Figure collection entries:
++++++++++++++++++++
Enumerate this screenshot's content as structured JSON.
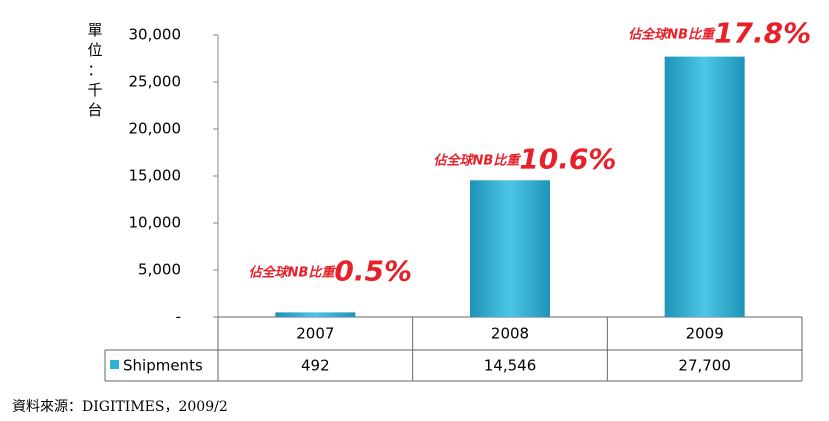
{
  "chart_data": {
    "type": "bar",
    "y_axis_label": "單位：千台",
    "categories": [
      "2007",
      "2008",
      "2009"
    ],
    "series": [
      {
        "name": "Shipments",
        "color": "#2fb0d4",
        "values": [
          492,
          14546,
          27700
        ],
        "value_labels": [
          "492",
          "14,546",
          "27,700"
        ]
      }
    ],
    "ylim": [
      0,
      30000
    ],
    "yticks": [
      {
        "value": 0,
        "label": "-"
      },
      {
        "value": 5000,
        "label": "5,000"
      },
      {
        "value": 10000,
        "label": "10,000"
      },
      {
        "value": 15000,
        "label": "15,000"
      },
      {
        "value": 20000,
        "label": "20,000"
      },
      {
        "value": 25000,
        "label": "25,000"
      },
      {
        "value": 30000,
        "label": "30,000"
      }
    ],
    "annotations": [
      {
        "prefix": "佔全球NB比重",
        "share": "0.5%"
      },
      {
        "prefix": "佔全球NB比重",
        "share": "10.6%"
      },
      {
        "prefix": "佔全球NB比重",
        "share": "17.8%"
      }
    ],
    "source": "資料來源：DIGITIMES，2009/2"
  }
}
++++++++++++++++++++
WRITTEN TASK:
Reproduce all entries without any change, and omit the pictures.

RESPONSE:
Enumerate this screenshot's content as structured JSON.
{
  "chart_data": {
    "type": "bar",
    "y_axis_label": "單位：千台",
    "categories": [
      "2007",
      "2008",
      "2009"
    ],
    "series": [
      {
        "name": "Shipments",
        "color": "#2fb0d4",
        "values": [
          492,
          14546,
          27700
        ],
        "value_labels": [
          "492",
          "14,546",
          "27,700"
        ]
      }
    ],
    "ylim": [
      0,
      30000
    ],
    "yticks": [
      {
        "value": 0,
        "label": "-"
      },
      {
        "value": 5000,
        "label": "5,000"
      },
      {
        "value": 10000,
        "label": "10,000"
      },
      {
        "value": 15000,
        "label": "15,000"
      },
      {
        "value": 20000,
        "label": "20,000"
      },
      {
        "value": 25000,
        "label": "25,000"
      },
      {
        "value": 30000,
        "label": "30,000"
      }
    ],
    "annotations": [
      {
        "prefix": "佔全球NB比重",
        "share": "0.5%"
      },
      {
        "prefix": "佔全球NB比重",
        "share": "10.6%"
      },
      {
        "prefix": "佔全球NB比重",
        "share": "17.8%"
      }
    ],
    "source": "資料來源：DIGITIMES，2009/2"
  }
}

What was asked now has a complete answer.